(Extracted data entries)
▬▬▬▬▬▬
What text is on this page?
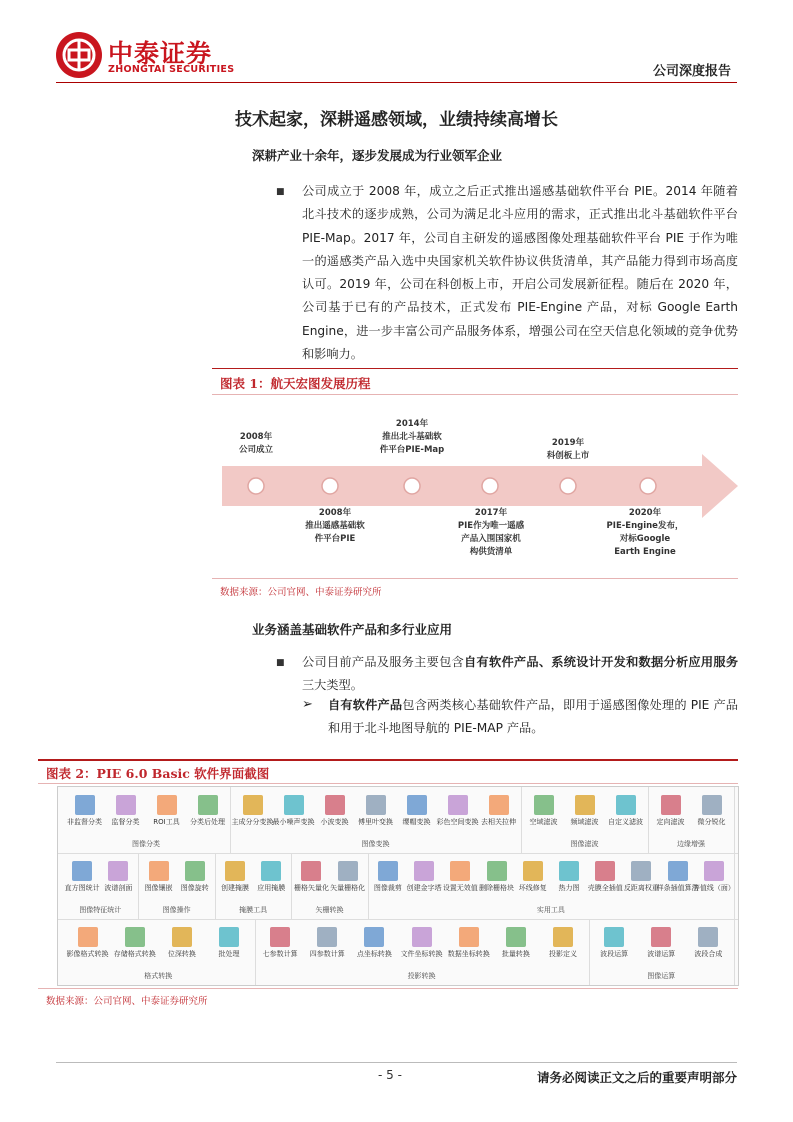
中泰证券
ZHONGTAI SECURITIES	公司深度报告
技术起家，深耕遥感领域，业绩持续高增长
深耕产业十余年，逐步发展成为行业领军企业
■ 公司成立于 2008 年，成立之后正式推出遥感基础软件平台 PIE。2014 年随着北斗技术的逐步成熟，公司为满足北斗应用的需求，正式推出北斗基础软件平台 PIE-Map。2017 年，公司自主研发的遥感图像处理基础软件平台 PIE 于作为唯一的遥感类产品入选中央国家机关软件协议供货清单，其产品能力得到市场高度认可。2019 年，公司在科创板上市，开启公司发展新征程。随后在 2020 年，公司基于已有的产品技术，正式发布 PIE-Engine 产品，对标 Google Earth Engine，进一步丰富公司产品服务体系，增强公司在空天信息化领域的竞争优势和影响力。
图表 1：航天宏图发展历程
2008年
公司成立
2014年
推出北斗基础软
件平台PIE-Map
2019年
科创板上市
2008年
推出遥感基础软
件平台PIE
2017年
PIE作为唯一遥感
产品入围国家机
构供货清单
2020年
PIE-Engine发布，
对标Google
Earth Engine
数据来源：公司官网、中泰证券研究所
业务涵盖基础软件产品和多行业应用
■ 公司目前产品及服务主要包含自有软件产品、系统设计开发和数据分析应用服务三大类型。
➢ 自有软件产品包含两类核心基础软件产品，即用于遥感图像处理的 PIE 产品和用于北斗地图导航的 PIE-MAP 产品。
图表 2：PIE 6.0 Basic 软件界面截图
非监督分类	监督分类	ROI工具	分类后处理
图像分类
主成分分变换 最小噪声变换 小波变换	傅里叶变换	缨帽变换 彩色空间变换 去相关拉伸
图像变换
空域滤波	频域滤波	自定义滤波
图像滤波
定向滤波	微分锐化
边缘增强
直方图统计 波谱剖面
图像特征统计
图像镶嵌	图像旋转
图像操作
创建掩膜	应用掩膜
掩膜工具
栅格矢量化 矢量栅格化
矢栅转换
图像裁剪 创建金字塔 设置无效值 删除栅格块 坏线修复	热力图	壳膜全插值 反距离权重
样条插值算法
等值线（面）
实用工具
影像格式转换 存储格式转换	位深转换	批处理
格式转换
七参数计算	四参数计算	点坐标转换	文件坐标转换 数据坐标转换	批量转换	投影定义
投影转换
波段运算	波谱运算	波段合成
图像运算
数据来源：公司官网、中泰证券研究所
- 5 -	请务必阅读正文之后的重要声明部分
▬▬▬▬▬▬
Quote the listing above in full, except for the pictures.

EXERCISE RESULT:
What text is on this page?
中泰证券
ZHONGTAI SECURITIES	公司深度报告
技术起家，深耕遥感领域，业绩持续高增长
深耕产业十余年，逐步发展成为行业领军企业
■ 公司成立于 2008 年，成立之后正式推出遥感基础软件平台 PIE。2014 年随着北斗技术的逐步成熟，公司为满足北斗应用的需求，正式推出北斗基础软件平台 PIE-Map。2017 年，公司自主研发的遥感图像处理基础软件平台 PIE 于作为唯一的遥感类产品入选中央国家机关软件协议供货清单，其产品能力得到市场高度认可。2019 年，公司在科创板上市，开启公司发展新征程。随后在 2020 年，公司基于已有的产品技术，正式发布 PIE-Engine 产品，对标 Google Earth Engine，进一步丰富公司产品服务体系，增强公司在空天信息化领域的竞争优势和影响力。
图表 1：航天宏图发展历程
2008年
公司成立
2014年
推出北斗基础软
件平台PIE-Map
2019年
科创板上市
2008年
推出遥感基础软
件平台PIE
2017年
PIE作为唯一遥感
产品入围国家机
构供货清单
2020年
PIE-Engine发布，
对标Google
Earth Engine
数据来源：公司官网、中泰证券研究所
业务涵盖基础软件产品和多行业应用
■ 公司目前产品及服务主要包含自有软件产品、系统设计开发和数据分析应用服务三大类型。
➢ 自有软件产品包含两类核心基础软件产品，即用于遥感图像处理的 PIE 产品和用于北斗地图导航的 PIE-MAP 产品。
图表 2：PIE 6.0 Basic 软件界面截图
非监督分类	监督分类	ROI工具	分类后处理
图像分类
主成分分变换 最小噪声变换 小波变换	傅里叶变换	缨帽变换 彩色空间变换 去相关拉伸
图像变换
空域滤波	频域滤波	自定义滤波
图像滤波
定向滤波	微分锐化
边缘增强
直方图统计 波谱剖面
图像特征统计
图像镶嵌	图像旋转
图像操作
创建掩膜	应用掩膜
掩膜工具
栅格矢量化 矢量栅格化
矢栅转换
图像裁剪 创建金字塔 设置无效值 删除栅格块 坏线修复	热力图	壳膜全插值 反距离权重
样条插值算法
等值线（面）
实用工具
影像格式转换 存储格式转换	位深转换	批处理
格式转换
七参数计算	四参数计算	点坐标转换	文件坐标转换 数据坐标转换	批量转换	投影定义
投影转换
波段运算	波谱运算	波段合成
图像运算
数据来源：公司官网、中泰证券研究所
- 5 -	请务必阅读正文之后的重要声明部分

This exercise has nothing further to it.